Set task: Reproduce all of the material word for word.

Material provided:

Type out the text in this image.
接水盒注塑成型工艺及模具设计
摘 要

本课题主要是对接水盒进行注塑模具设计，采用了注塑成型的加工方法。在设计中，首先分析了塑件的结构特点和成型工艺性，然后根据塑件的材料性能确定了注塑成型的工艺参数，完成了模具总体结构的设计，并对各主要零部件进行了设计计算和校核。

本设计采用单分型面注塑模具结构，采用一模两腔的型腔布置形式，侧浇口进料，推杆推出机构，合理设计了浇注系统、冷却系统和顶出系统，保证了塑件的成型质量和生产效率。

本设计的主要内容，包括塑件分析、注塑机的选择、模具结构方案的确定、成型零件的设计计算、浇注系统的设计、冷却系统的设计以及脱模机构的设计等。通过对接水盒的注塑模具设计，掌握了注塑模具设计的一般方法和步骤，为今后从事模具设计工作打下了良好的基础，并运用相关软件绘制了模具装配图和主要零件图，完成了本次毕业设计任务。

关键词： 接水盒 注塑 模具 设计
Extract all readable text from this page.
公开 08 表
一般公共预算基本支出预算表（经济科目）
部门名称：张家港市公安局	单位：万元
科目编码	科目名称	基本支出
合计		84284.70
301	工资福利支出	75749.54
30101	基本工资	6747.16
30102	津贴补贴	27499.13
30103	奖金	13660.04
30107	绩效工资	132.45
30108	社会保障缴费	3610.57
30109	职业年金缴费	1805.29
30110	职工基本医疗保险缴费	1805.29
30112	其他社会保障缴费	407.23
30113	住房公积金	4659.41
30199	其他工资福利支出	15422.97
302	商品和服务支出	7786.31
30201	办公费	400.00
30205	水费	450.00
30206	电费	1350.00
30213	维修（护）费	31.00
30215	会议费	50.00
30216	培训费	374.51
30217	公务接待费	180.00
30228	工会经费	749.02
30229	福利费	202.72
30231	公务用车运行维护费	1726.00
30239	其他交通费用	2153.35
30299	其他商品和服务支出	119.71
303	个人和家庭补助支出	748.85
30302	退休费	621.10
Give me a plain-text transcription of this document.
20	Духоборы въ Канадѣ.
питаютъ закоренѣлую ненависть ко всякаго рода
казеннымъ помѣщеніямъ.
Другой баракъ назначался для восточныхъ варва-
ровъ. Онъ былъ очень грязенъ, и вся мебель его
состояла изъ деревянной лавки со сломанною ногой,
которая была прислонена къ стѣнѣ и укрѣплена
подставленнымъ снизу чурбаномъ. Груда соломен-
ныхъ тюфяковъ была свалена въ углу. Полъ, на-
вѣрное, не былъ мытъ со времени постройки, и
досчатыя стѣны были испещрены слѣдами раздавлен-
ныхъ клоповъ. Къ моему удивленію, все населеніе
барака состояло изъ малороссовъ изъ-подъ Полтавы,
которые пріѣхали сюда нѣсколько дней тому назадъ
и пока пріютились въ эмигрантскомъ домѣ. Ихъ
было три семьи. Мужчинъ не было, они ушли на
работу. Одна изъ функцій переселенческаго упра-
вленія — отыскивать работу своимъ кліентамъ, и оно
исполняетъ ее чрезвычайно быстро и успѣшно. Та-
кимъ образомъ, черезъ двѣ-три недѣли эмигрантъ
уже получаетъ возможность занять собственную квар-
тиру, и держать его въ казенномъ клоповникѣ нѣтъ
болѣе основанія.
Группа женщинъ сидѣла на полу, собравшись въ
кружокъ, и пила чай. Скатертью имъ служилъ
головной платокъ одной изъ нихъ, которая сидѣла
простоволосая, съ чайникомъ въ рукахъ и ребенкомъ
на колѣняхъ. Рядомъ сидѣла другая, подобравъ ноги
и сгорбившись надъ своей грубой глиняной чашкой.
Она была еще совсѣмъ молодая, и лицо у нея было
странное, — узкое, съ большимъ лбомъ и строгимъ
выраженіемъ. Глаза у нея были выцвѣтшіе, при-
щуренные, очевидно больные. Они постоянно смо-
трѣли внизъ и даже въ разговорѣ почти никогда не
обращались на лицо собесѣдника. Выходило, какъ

Output of the task:
Type out the text in this image.
接水盒注塑成型工艺及模具设计
摘 要

本课题主要是对接水盒进行注塑模具设计，采用了注塑成型的加工方法。在设计中，首先分析了塑件的结构特点和成型工艺性，然后根据塑件的材料性能确定了注塑成型的工艺参数，完成了模具总体结构的设计，并对各主要零部件进行了设计计算和校核。

本设计采用单分型面注塑模具结构，采用一模两腔的型腔布置形式，侧浇口进料，推杆推出机构，合理设计了浇注系统、冷却系统和顶出系统，保证了塑件的成型质量和生产效率。

本设计的主要内容，包括塑件分析、注塑机的选择、模具结构方案的确定、成型零件的设计计算、浇注系统的设计、冷却系统的设计以及脱模机构的设计等。通过对接水盒的注塑模具设计，掌握了注塑模具设计的一般方法和步骤，为今后从事模具设计工作打下了良好的基础，并运用相关软件绘制了模具装配图和主要零件图，完成了本次毕业设计任务。

关键词： 接水盒 注塑 模具 设计
Extract all readable text from this page.
公开 08 表
一般公共预算基本支出预算表（经济科目）
部门名称：张家港市公安局	单位：万元
科目编码	科目名称	基本支出
合计		84284.70
301	工资福利支出	75749.54
30101	基本工资	6747.16
30102	津贴补贴	27499.13
30103	奖金	13660.04
30107	绩效工资	132.45
30108	社会保障缴费	3610.57
30109	职业年金缴费	1805.29
30110	职工基本医疗保险缴费	1805.29
30112	其他社会保障缴费	407.23
30113	住房公积金	4659.41
30199	其他工资福利支出	15422.97
302	商品和服务支出	7786.31
30201	办公费	400.00
30205	水费	450.00
30206	电费	1350.00
30213	维修（护）费	31.00
30215	会议费	50.00
30216	培训费	374.51
30217	公务接待费	180.00
30228	工会经费	749.02
30229	福利费	202.72
30231	公务用车运行维护费	1726.00
30239	其他交通费用	2153.35
30299	其他商品和服务支出	119.71
303	个人和家庭补助支出	748.85
30302	退休费	621.10
Give me a plain-text transcription of this document.
20	Духоборы въ Канадѣ.
питаютъ закоренѣлую ненависть ко всякаго рода
казеннымъ помѣщеніямъ.
Другой баракъ назначался для восточныхъ варва-
ровъ. Онъ былъ очень грязенъ, и вся мебель его
состояла изъ деревянной лавки со сломанною ногой,
которая была прислонена къ стѣнѣ и укрѣплена
подставленнымъ снизу чурбаномъ. Груда соломен-
ныхъ тюфяковъ была свалена въ углу. Полъ, на-
вѣрное, не былъ мытъ со времени постройки, и
досчатыя стѣны были испещрены слѣдами раздавлен-
ныхъ клоповъ. Къ моему удивленію, все населеніе
барака состояло изъ малороссовъ изъ-подъ Полтавы,
которые пріѣхали сюда нѣсколько дней тому назадъ
и пока пріютились въ эмигрантскомъ домѣ. Ихъ
было три семьи. Мужчинъ не было, они ушли на
работу. Одна изъ функцій переселенческаго упра-
вленія — отыскивать работу своимъ кліентамъ, и оно
исполняетъ ее чрезвычайно быстро и успѣшно. Та-
кимъ образомъ, черезъ двѣ-три недѣли эмигрантъ
уже получаетъ возможность занять собственную квар-
тиру, и держать его въ казенномъ клоповникѣ нѣтъ
болѣе основанія.
Группа женщинъ сидѣла на полу, собравшись въ
кружокъ, и пила чай. Скатертью имъ служилъ
головной платокъ одной изъ нихъ, которая сидѣла
простоволосая, съ чайникомъ въ рукахъ и ребенкомъ
на колѣняхъ. Рядомъ сидѣла другая, подобравъ ноги
и сгорбившись надъ своей грубой глиняной чашкой.
Она была еще совсѣмъ молодая, и лицо у нея было
странное, — узкое, съ большимъ лбомъ и строгимъ
выраженіемъ. Глаза у нея были выцвѣтшіе, при-
щуренные, очевидно больные. Они постоянно смо-
трѣли внизъ и даже въ разговорѣ почти никогда не
обращались на лицо собесѣдника. Выходило, какъ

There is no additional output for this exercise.